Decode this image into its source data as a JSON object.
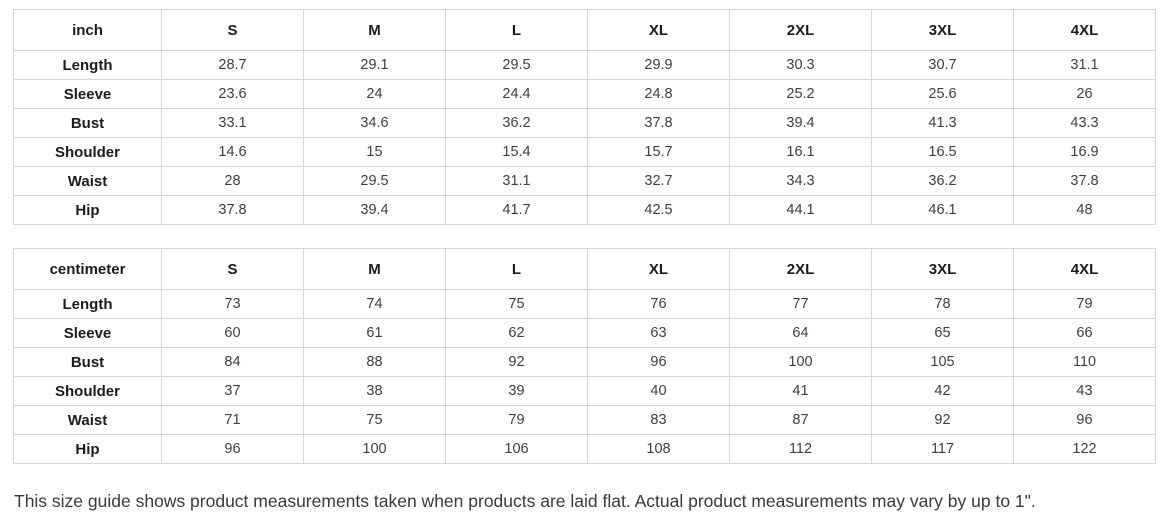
{
  "note": "This size guide shows product measurements taken when products are laid flat. Actual product measurements may vary by up to 1\".",
  "tables": [
    {
      "unit_label": "inch",
      "columns": [
        "S",
        "M",
        "L",
        "XL",
        "2XL",
        "3XL",
        "4XL"
      ],
      "rows": [
        {
          "label": "Length",
          "values": [
            "28.7",
            "29.1",
            "29.5",
            "29.9",
            "30.3",
            "30.7",
            "31.1"
          ]
        },
        {
          "label": "Sleeve",
          "values": [
            "23.6",
            "24",
            "24.4",
            "24.8",
            "25.2",
            "25.6",
            "26"
          ]
        },
        {
          "label": "Bust",
          "values": [
            "33.1",
            "34.6",
            "36.2",
            "37.8",
            "39.4",
            "41.3",
            "43.3"
          ]
        },
        {
          "label": "Shoulder",
          "values": [
            "14.6",
            "15",
            "15.4",
            "15.7",
            "16.1",
            "16.5",
            "16.9"
          ]
        },
        {
          "label": "Waist",
          "values": [
            "28",
            "29.5",
            "31.1",
            "32.7",
            "34.3",
            "36.2",
            "37.8"
          ]
        },
        {
          "label": "Hip",
          "values": [
            "37.8",
            "39.4",
            "41.7",
            "42.5",
            "44.1",
            "46.1",
            "48"
          ]
        }
      ]
    },
    {
      "unit_label": "centimeter",
      "columns": [
        "S",
        "M",
        "L",
        "XL",
        "2XL",
        "3XL",
        "4XL"
      ],
      "rows": [
        {
          "label": "Length",
          "values": [
            "73",
            "74",
            "75",
            "76",
            "77",
            "78",
            "79"
          ]
        },
        {
          "label": "Sleeve",
          "values": [
            "60",
            "61",
            "62",
            "63",
            "64",
            "65",
            "66"
          ]
        },
        {
          "label": "Bust",
          "values": [
            "84",
            "88",
            "92",
            "96",
            "100",
            "105",
            "110"
          ]
        },
        {
          "label": "Shoulder",
          "values": [
            "37",
            "38",
            "39",
            "40",
            "41",
            "42",
            "43"
          ]
        },
        {
          "label": "Waist",
          "values": [
            "71",
            "75",
            "79",
            "83",
            "87",
            "92",
            "96"
          ]
        },
        {
          "label": "Hip",
          "values": [
            "96",
            "100",
            "106",
            "108",
            "112",
            "117",
            "122"
          ]
        }
      ]
    }
  ]
}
::::::::::
◆ Given problem:
Print the records word for word and exclude any picture they hold.

◆ In response:
Decode this image into its source data as a JSON object.
{
  "note": "This size guide shows product measurements taken when products are laid flat. Actual product measurements may vary by up to 1\".",
  "tables": [
    {
      "unit_label": "inch",
      "columns": [
        "S",
        "M",
        "L",
        "XL",
        "2XL",
        "3XL",
        "4XL"
      ],
      "rows": [
        {
          "label": "Length",
          "values": [
            "28.7",
            "29.1",
            "29.5",
            "29.9",
            "30.3",
            "30.7",
            "31.1"
          ]
        },
        {
          "label": "Sleeve",
          "values": [
            "23.6",
            "24",
            "24.4",
            "24.8",
            "25.2",
            "25.6",
            "26"
          ]
        },
        {
          "label": "Bust",
          "values": [
            "33.1",
            "34.6",
            "36.2",
            "37.8",
            "39.4",
            "41.3",
            "43.3"
          ]
        },
        {
          "label": "Shoulder",
          "values": [
            "14.6",
            "15",
            "15.4",
            "15.7",
            "16.1",
            "16.5",
            "16.9"
          ]
        },
        {
          "label": "Waist",
          "values": [
            "28",
            "29.5",
            "31.1",
            "32.7",
            "34.3",
            "36.2",
            "37.8"
          ]
        },
        {
          "label": "Hip",
          "values": [
            "37.8",
            "39.4",
            "41.7",
            "42.5",
            "44.1",
            "46.1",
            "48"
          ]
        }
      ]
    },
    {
      "unit_label": "centimeter",
      "columns": [
        "S",
        "M",
        "L",
        "XL",
        "2XL",
        "3XL",
        "4XL"
      ],
      "rows": [
        {
          "label": "Length",
          "values": [
            "73",
            "74",
            "75",
            "76",
            "77",
            "78",
            "79"
          ]
        },
        {
          "label": "Sleeve",
          "values": [
            "60",
            "61",
            "62",
            "63",
            "64",
            "65",
            "66"
          ]
        },
        {
          "label": "Bust",
          "values": [
            "84",
            "88",
            "92",
            "96",
            "100",
            "105",
            "110"
          ]
        },
        {
          "label": "Shoulder",
          "values": [
            "37",
            "38",
            "39",
            "40",
            "41",
            "42",
            "43"
          ]
        },
        {
          "label": "Waist",
          "values": [
            "71",
            "75",
            "79",
            "83",
            "87",
            "92",
            "96"
          ]
        },
        {
          "label": "Hip",
          "values": [
            "96",
            "100",
            "106",
            "108",
            "112",
            "117",
            "122"
          ]
        }
      ]
    }
  ]
}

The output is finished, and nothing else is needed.